## start

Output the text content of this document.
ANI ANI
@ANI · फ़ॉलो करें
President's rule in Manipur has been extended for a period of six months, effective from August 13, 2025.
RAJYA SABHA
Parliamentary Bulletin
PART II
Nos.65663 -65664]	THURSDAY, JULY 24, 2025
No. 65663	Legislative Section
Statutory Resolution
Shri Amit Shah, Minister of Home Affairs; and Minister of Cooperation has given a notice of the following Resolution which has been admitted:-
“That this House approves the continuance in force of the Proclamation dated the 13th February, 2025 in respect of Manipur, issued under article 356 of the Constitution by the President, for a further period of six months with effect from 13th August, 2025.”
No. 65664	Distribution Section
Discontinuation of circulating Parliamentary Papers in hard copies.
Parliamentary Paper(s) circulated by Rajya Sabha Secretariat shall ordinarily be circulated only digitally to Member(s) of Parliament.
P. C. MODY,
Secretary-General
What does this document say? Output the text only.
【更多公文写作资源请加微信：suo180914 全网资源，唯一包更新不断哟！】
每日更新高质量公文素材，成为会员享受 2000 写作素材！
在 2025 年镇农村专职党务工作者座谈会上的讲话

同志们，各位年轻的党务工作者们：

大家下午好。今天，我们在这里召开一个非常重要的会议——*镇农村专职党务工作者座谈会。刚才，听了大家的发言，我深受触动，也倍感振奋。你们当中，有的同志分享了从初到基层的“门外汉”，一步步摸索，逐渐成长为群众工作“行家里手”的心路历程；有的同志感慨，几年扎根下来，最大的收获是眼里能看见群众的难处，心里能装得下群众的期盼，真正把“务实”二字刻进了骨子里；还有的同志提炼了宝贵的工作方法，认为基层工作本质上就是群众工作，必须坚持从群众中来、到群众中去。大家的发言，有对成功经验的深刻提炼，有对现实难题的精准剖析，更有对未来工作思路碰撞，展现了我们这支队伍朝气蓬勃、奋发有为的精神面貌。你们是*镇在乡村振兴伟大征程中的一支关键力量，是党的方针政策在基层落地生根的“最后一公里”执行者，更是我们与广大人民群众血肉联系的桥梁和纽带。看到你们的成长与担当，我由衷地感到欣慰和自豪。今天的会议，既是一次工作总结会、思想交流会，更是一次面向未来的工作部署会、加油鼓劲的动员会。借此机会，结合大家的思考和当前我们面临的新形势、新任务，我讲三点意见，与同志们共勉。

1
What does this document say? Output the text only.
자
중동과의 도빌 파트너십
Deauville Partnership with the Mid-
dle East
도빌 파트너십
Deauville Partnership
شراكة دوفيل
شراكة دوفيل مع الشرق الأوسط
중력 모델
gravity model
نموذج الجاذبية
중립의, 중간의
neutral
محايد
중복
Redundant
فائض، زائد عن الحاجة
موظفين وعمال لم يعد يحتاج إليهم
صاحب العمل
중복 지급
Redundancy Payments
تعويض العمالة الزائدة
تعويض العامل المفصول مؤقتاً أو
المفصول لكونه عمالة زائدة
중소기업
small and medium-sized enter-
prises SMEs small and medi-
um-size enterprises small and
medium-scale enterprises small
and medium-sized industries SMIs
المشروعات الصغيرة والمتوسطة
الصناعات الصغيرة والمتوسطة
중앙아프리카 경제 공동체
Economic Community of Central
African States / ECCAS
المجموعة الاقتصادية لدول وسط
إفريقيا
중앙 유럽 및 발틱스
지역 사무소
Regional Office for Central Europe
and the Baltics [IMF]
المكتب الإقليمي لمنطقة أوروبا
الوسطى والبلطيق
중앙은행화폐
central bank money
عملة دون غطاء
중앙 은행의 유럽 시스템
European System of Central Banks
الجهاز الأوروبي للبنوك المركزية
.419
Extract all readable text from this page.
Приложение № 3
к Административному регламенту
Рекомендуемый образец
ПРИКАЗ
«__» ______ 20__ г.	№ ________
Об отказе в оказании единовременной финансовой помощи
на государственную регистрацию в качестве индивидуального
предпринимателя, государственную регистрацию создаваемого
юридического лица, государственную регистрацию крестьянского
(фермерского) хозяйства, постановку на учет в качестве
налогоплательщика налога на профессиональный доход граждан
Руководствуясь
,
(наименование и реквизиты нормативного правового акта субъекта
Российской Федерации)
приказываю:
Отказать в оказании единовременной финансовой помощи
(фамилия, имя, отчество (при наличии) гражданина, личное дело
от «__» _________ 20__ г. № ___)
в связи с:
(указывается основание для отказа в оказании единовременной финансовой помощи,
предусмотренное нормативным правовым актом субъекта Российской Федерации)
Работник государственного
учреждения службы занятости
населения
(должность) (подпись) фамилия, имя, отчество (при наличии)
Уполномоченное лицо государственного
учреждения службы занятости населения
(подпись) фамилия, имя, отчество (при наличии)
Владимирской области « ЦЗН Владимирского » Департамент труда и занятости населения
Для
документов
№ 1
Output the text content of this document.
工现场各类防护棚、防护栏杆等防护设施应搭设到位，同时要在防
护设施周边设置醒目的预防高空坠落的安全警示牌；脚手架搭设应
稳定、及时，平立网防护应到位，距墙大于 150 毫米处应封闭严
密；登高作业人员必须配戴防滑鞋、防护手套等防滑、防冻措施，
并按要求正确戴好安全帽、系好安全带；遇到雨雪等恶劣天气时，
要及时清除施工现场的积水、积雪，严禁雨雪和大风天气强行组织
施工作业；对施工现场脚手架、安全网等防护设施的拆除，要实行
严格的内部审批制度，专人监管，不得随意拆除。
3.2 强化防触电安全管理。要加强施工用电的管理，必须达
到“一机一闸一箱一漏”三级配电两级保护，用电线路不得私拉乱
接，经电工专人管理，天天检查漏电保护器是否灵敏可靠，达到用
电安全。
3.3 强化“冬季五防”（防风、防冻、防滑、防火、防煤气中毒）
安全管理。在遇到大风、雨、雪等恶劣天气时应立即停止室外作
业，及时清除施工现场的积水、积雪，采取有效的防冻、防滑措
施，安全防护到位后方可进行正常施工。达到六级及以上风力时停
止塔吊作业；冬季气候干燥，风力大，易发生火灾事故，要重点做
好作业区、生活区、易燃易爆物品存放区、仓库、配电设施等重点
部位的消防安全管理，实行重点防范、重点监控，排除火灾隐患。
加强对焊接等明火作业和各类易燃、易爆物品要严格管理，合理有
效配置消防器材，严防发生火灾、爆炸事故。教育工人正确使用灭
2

## end

### Given problem
Transcribe the records above exactly as they appear.

### Final answer
Output the text content of this document.
ANI ANI
@ANI · फ़ॉलो करें
President's rule in Manipur has been extended for a period of six months, effective from August 13, 2025.
RAJYA SABHA
Parliamentary Bulletin
PART II
Nos.65663 -65664]	THURSDAY, JULY 24, 2025
No. 65663	Legislative Section
Statutory Resolution
Shri Amit Shah, Minister of Home Affairs; and Minister of Cooperation has given a notice of the following Resolution which has been admitted:-
“That this House approves the continuance in force of the Proclamation dated the 13th February, 2025 in respect of Manipur, issued under article 356 of the Constitution by the President, for a further period of six months with effect from 13th August, 2025.”
No. 65664	Distribution Section
Discontinuation of circulating Parliamentary Papers in hard copies.
Parliamentary Paper(s) circulated by Rajya Sabha Secretariat shall ordinarily be circulated only digitally to Member(s) of Parliament.
P. C. MODY,
Secretary-General
What does this document say? Output the text only.
【更多公文写作资源请加微信：suo180914 全网资源，唯一包更新不断哟！】
每日更新高质量公文素材，成为会员享受 2000 写作素材！
在 2025 年镇农村专职党务工作者座谈会上的讲话

同志们，各位年轻的党务工作者们：

大家下午好。今天，我们在这里召开一个非常重要的会议——*镇农村专职党务工作者座谈会。刚才，听了大家的发言，我深受触动，也倍感振奋。你们当中，有的同志分享了从初到基层的“门外汉”，一步步摸索，逐渐成长为群众工作“行家里手”的心路历程；有的同志感慨，几年扎根下来，最大的收获是眼里能看见群众的难处，心里能装得下群众的期盼，真正把“务实”二字刻进了骨子里；还有的同志提炼了宝贵的工作方法，认为基层工作本质上就是群众工作，必须坚持从群众中来、到群众中去。大家的发言，有对成功经验的深刻提炼，有对现实难题的精准剖析，更有对未来工作思路碰撞，展现了我们这支队伍朝气蓬勃、奋发有为的精神面貌。你们是*镇在乡村振兴伟大征程中的一支关键力量，是党的方针政策在基层落地生根的“最后一公里”执行者，更是我们与广大人民群众血肉联系的桥梁和纽带。看到你们的成长与担当，我由衷地感到欣慰和自豪。今天的会议，既是一次工作总结会、思想交流会，更是一次面向未来的工作部署会、加油鼓劲的动员会。借此机会，结合大家的思考和当前我们面临的新形势、新任务，我讲三点意见，与同志们共勉。

1
What does this document say? Output the text only.
자
중동과의 도빌 파트너십
Deauville Partnership with the Mid-
dle East
도빌 파트너십
Deauville Partnership
شراكة دوفيل
شراكة دوفيل مع الشرق الأوسط
중력 모델
gravity model
نموذج الجاذبية
중립의, 중간의
neutral
محايد
중복
Redundant
فائض، زائد عن الحاجة
موظفين وعمال لم يعد يحتاج إليهم
صاحب العمل
중복 지급
Redundancy Payments
تعويض العمالة الزائدة
تعويض العامل المفصول مؤقتاً أو
المفصول لكونه عمالة زائدة
중소기업
small and medium-sized enter-
prises SMEs small and medi-
um-size enterprises small and
medium-scale enterprises small
and medium-sized industries SMIs
المشروعات الصغيرة والمتوسطة
الصناعات الصغيرة والمتوسطة
중앙아프리카 경제 공동체
Economic Community of Central
African States / ECCAS
المجموعة الاقتصادية لدول وسط
إفريقيا
중앙 유럽 및 발틱스
지역 사무소
Regional Office for Central Europe
and the Baltics [IMF]
المكتب الإقليمي لمنطقة أوروبا
الوسطى والبلطيق
중앙은행화폐
central bank money
عملة دون غطاء
중앙 은행의 유럽 시스템
European System of Central Banks
الجهاز الأوروبي للبنوك المركزية
.419
Extract all readable text from this page.
Приложение № 3
к Административному регламенту
Рекомендуемый образец
ПРИКАЗ
«__» ______ 20__ г.	№ ________
Об отказе в оказании единовременной финансовой помощи
на государственную регистрацию в качестве индивидуального
предпринимателя, государственную регистрацию создаваемого
юридического лица, государственную регистрацию крестьянского
(фермерского) хозяйства, постановку на учет в качестве
налогоплательщика налога на профессиональный доход граждан
Руководствуясь
,
(наименование и реквизиты нормативного правового акта субъекта
Российской Федерации)
приказываю:
Отказать в оказании единовременной финансовой помощи
(фамилия, имя, отчество (при наличии) гражданина, личное дело
от «__» _________ 20__ г. № ___)
в связи с:
(указывается основание для отказа в оказании единовременной финансовой помощи,
предусмотренное нормативным правовым актом субъекта Российской Федерации)
Работник государственного
учреждения службы занятости
населения
(должность) (подпись) фамилия, имя, отчество (при наличии)
Уполномоченное лицо государственного
учреждения службы занятости населения
(подпись) фамилия, имя, отчество (при наличии)
Владимирской области « ЦЗН Владимирского » Департамент труда и занятости населения
Для
документов
№ 1
Output the text content of this document.
工现场各类防护棚、防护栏杆等防护设施应搭设到位，同时要在防
护设施周边设置醒目的预防高空坠落的安全警示牌；脚手架搭设应
稳定、及时，平立网防护应到位，距墙大于 150 毫米处应封闭严
密；登高作业人员必须配戴防滑鞋、防护手套等防滑、防冻措施，
并按要求正确戴好安全帽、系好安全带；遇到雨雪等恶劣天气时，
要及时清除施工现场的积水、积雪，严禁雨雪和大风天气强行组织
施工作业；对施工现场脚手架、安全网等防护设施的拆除，要实行
严格的内部审批制度，专人监管，不得随意拆除。
3.2 强化防触电安全管理。要加强施工用电的管理，必须达
到“一机一闸一箱一漏”三级配电两级保护，用电线路不得私拉乱
接，经电工专人管理，天天检查漏电保护器是否灵敏可靠，达到用
电安全。
3.3 强化“冬季五防”（防风、防冻、防滑、防火、防煤气中毒）
安全管理。在遇到大风、雨、雪等恶劣天气时应立即停止室外作
业，及时清除施工现场的积水、积雪，采取有效的防冻、防滑措
施，安全防护到位后方可进行正常施工。达到六级及以上风力时停
止塔吊作业；冬季气候干燥，风力大，易发生火灾事故，要重点做
好作业区、生活区、易燃易爆物品存放区、仓库、配电设施等重点
部位的消防安全管理，实行重点防范、重点监控，排除火灾隐患。
加强对焊接等明火作业和各类易燃、易爆物品要严格管理，合理有
效配置消防器材，严防发生火灾、爆炸事故。教育工人正确使用灭
2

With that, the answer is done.